--- WHAT IS REQUIRED ---
Copy all the material below, exactly as it stands.

— BEGIN DATASET ENTRIES —

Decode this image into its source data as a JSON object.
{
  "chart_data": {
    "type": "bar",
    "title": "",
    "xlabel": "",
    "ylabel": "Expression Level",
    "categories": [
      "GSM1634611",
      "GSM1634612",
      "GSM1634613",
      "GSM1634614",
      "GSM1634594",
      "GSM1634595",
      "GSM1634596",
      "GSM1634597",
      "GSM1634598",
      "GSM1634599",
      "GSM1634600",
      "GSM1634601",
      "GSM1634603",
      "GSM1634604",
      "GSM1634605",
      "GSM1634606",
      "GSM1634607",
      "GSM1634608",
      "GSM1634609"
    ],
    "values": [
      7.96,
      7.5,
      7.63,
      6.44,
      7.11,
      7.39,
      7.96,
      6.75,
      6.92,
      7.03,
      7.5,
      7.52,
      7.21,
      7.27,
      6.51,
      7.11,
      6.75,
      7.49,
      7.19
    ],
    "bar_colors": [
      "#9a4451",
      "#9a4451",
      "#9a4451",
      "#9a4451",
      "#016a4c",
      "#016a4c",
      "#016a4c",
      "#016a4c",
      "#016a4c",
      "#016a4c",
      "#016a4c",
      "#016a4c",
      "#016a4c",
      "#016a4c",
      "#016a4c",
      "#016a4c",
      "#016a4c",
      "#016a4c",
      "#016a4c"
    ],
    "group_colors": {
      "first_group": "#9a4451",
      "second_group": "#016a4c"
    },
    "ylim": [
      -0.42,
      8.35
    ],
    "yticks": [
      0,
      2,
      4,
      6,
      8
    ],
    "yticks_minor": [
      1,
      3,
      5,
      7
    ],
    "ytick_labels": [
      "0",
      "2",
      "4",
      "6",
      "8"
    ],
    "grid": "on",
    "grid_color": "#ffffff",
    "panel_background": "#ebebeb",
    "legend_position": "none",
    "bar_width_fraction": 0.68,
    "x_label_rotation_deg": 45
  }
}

— END DATASET ENTRIES —

--- ANSWER ---
Decode this image into its source data as a JSON object.
{
  "chart_data": {
    "type": "bar",
    "title": "",
    "xlabel": "",
    "ylabel": "Expression Level",
    "categories": [
      "GSM1634611",
      "GSM1634612",
      "GSM1634613",
      "GSM1634614",
      "GSM1634594",
      "GSM1634595",
      "GSM1634596",
      "GSM1634597",
      "GSM1634598",
      "GSM1634599",
      "GSM1634600",
      "GSM1634601",
      "GSM1634603",
      "GSM1634604",
      "GSM1634605",
      "GSM1634606",
      "GSM1634607",
      "GSM1634608",
      "GSM1634609"
    ],
    "values": [
      7.96,
      7.5,
      7.63,
      6.44,
      7.11,
      7.39,
      7.96,
      6.75,
      6.92,
      7.03,
      7.5,
      7.52,
      7.21,
      7.27,
      6.51,
      7.11,
      6.75,
      7.49,
      7.19
    ],
    "bar_colors": [
      "#9a4451",
      "#9a4451",
      "#9a4451",
      "#9a4451",
      "#016a4c",
      "#016a4c",
      "#016a4c",
      "#016a4c",
      "#016a4c",
      "#016a4c",
      "#016a4c",
      "#016a4c",
      "#016a4c",
      "#016a4c",
      "#016a4c",
      "#016a4c",
      "#016a4c",
      "#016a4c",
      "#016a4c"
    ],
    "group_colors": {
      "first_group": "#9a4451",
      "second_group": "#016a4c"
    },
    "ylim": [
      -0.42,
      8.35
    ],
    "yticks": [
      0,
      2,
      4,
      6,
      8
    ],
    "yticks_minor": [
      1,
      3,
      5,
      7
    ],
    "ytick_labels": [
      "0",
      "2",
      "4",
      "6",
      "8"
    ],
    "grid": "on",
    "grid_color": "#ffffff",
    "panel_background": "#ebebeb",
    "legend_position": "none",
    "bar_width_fraction": 0.68,
    "x_label_rotation_deg": 45
  }
}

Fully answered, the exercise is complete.